**Exercise objective:** Rewrite the entries from the start through the line containing "column-header-brazil: 巴西 xyxy=(510,306,641,355)", swapping "bounding boxes" for "box coordinates" and leaving everything else as it is.

**Data entries:**
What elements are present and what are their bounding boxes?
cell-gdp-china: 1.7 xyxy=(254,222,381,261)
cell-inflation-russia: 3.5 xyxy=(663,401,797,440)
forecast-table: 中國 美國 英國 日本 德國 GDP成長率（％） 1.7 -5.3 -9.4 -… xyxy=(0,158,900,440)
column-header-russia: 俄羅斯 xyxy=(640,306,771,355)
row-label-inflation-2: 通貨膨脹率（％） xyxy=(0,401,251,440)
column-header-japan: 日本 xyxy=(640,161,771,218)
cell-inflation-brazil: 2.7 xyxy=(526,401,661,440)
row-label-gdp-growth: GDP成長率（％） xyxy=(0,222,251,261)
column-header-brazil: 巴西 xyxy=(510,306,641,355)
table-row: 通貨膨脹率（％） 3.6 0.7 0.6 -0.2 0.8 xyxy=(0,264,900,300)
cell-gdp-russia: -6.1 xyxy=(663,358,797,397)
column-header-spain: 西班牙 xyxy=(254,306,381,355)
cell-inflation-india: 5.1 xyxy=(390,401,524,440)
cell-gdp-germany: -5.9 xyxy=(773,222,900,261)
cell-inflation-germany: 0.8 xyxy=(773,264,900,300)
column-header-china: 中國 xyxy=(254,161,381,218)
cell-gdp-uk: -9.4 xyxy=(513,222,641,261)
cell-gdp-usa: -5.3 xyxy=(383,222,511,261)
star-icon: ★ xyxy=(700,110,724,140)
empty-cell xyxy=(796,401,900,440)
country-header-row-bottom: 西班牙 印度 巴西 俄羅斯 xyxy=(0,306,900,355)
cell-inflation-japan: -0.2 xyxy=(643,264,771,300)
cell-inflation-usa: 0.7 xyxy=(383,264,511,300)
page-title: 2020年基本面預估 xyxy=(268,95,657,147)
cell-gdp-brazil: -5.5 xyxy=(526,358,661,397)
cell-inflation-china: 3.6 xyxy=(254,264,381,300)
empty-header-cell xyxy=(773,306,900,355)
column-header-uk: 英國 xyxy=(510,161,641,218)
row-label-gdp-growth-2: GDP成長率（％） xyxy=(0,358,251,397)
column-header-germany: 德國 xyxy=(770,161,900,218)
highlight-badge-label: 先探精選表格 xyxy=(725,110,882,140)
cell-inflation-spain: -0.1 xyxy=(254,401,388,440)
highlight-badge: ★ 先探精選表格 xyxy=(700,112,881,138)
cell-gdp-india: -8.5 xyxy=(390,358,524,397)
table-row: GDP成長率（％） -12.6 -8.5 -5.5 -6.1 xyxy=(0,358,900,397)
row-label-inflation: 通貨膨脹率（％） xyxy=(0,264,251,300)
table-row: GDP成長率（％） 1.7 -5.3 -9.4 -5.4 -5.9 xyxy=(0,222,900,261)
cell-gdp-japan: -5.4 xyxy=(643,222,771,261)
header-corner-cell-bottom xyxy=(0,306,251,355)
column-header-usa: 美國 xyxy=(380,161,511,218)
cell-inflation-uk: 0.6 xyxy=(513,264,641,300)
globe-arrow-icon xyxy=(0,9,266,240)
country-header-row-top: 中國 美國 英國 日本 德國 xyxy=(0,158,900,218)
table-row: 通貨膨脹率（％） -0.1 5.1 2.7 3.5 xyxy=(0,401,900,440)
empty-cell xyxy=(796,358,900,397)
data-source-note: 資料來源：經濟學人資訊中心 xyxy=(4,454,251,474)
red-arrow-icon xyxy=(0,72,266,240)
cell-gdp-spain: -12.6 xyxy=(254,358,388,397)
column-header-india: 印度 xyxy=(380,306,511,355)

**Response for this exercise:**
What elements are present and what are their box coordinates?
cell-gdp-china: 1.7 xyxy=(254,222,381,261)
cell-inflation-russia: 3.5 xyxy=(663,401,797,440)
forecast-table: 中國 美國 英國 日本 德國 GDP成長率（％） 1.7 -5.3 -9.4 -… xyxy=(0,158,900,440)
column-header-russia: 俄羅斯 xyxy=(640,306,771,355)
row-label-inflation-2: 通貨膨脹率（％） xyxy=(0,401,251,440)
column-header-japan: 日本 xyxy=(640,161,771,218)
cell-inflation-brazil: 2.7 xyxy=(526,401,661,440)
row-label-gdp-growth: GDP成長率（％） xyxy=(0,222,251,261)
column-header-brazil: 巴西 xyxy=(510,306,641,355)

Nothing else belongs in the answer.